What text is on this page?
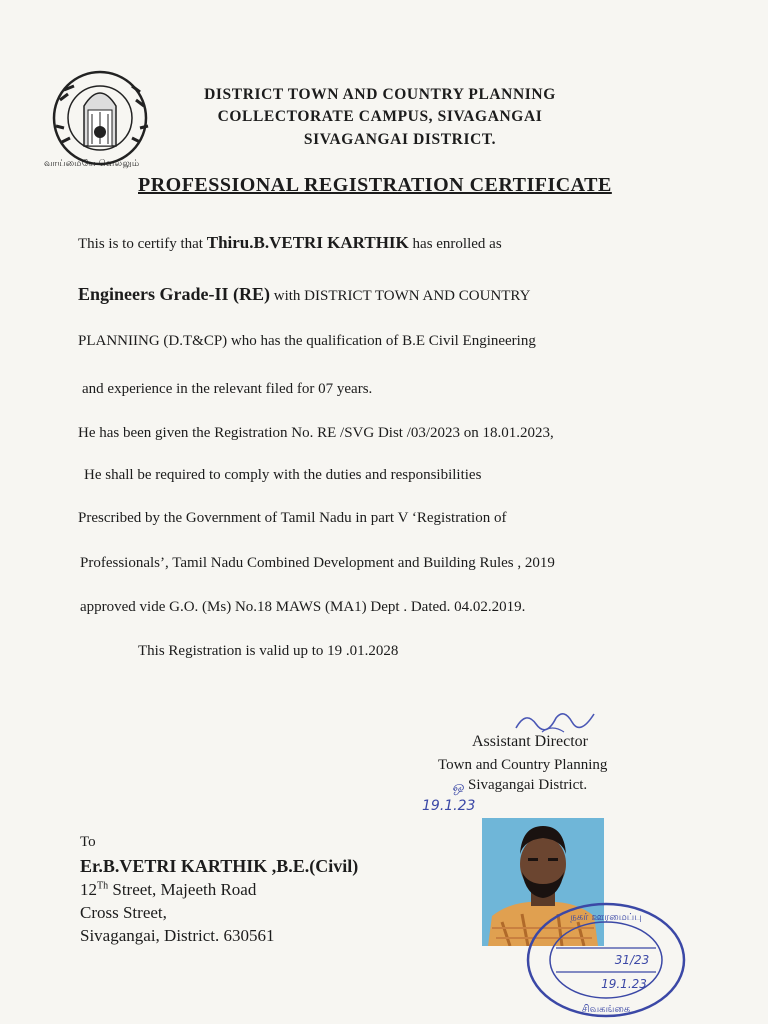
வாய்மையே வெல்லும்
DISTRICT TOWN AND COUNTRY PLANNING
COLLECTORATE CAMPUS, SIVAGANGAI
SIVAGANGAI DISTRICT.
PROFESSIONAL REGISTRATION CERTIFICATE
This is to certify that Thiru.B.VETRI KARTHIK has enrolled as
Engineers Grade-II (RE) with DISTRICT TOWN AND COUNTRY
PLANNIING (D.T&CP) who has the qualification of B.E Civil Engineering
and experience in the relevant filed for 07 years.
He has been given the Registration No. RE /SVG Dist /03/2023 on 18.01.2023,
He shall be required to comply with the duties and responsibilities
Prescribed by the Government of Tamil Nadu in part V ‘Registration of
Professionals’, Tamil Nadu Combined Development and Building Rules , 2019
approved vide G.O. (Ms) No.18 MAWS (MA1) Dept . Dated. 04.02.2019.
This Registration is valid up to 19 .01.2028
Assistant Director
Town and Country Planning
Sivagangai District.
ஒ
19.1.23
To
Er.B.VETRI KARTHIK ,B.E.(Civil)
12Th Street, Majeeth Road
Cross Street,
Sivagangai, District. 630561
நகர் ஊரமைப்பு
சிவகங்கை
31/23
19.1.23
————————
◆ **What to work on**
Copy each line containing the word "Tamil" from the data.

◆ **Exercise answer**
Prescribed by the Government of Tamil Nadu in part V ‘Registration of
Professionals’, Tamil Nadu Combined Development and Building Rules , 2019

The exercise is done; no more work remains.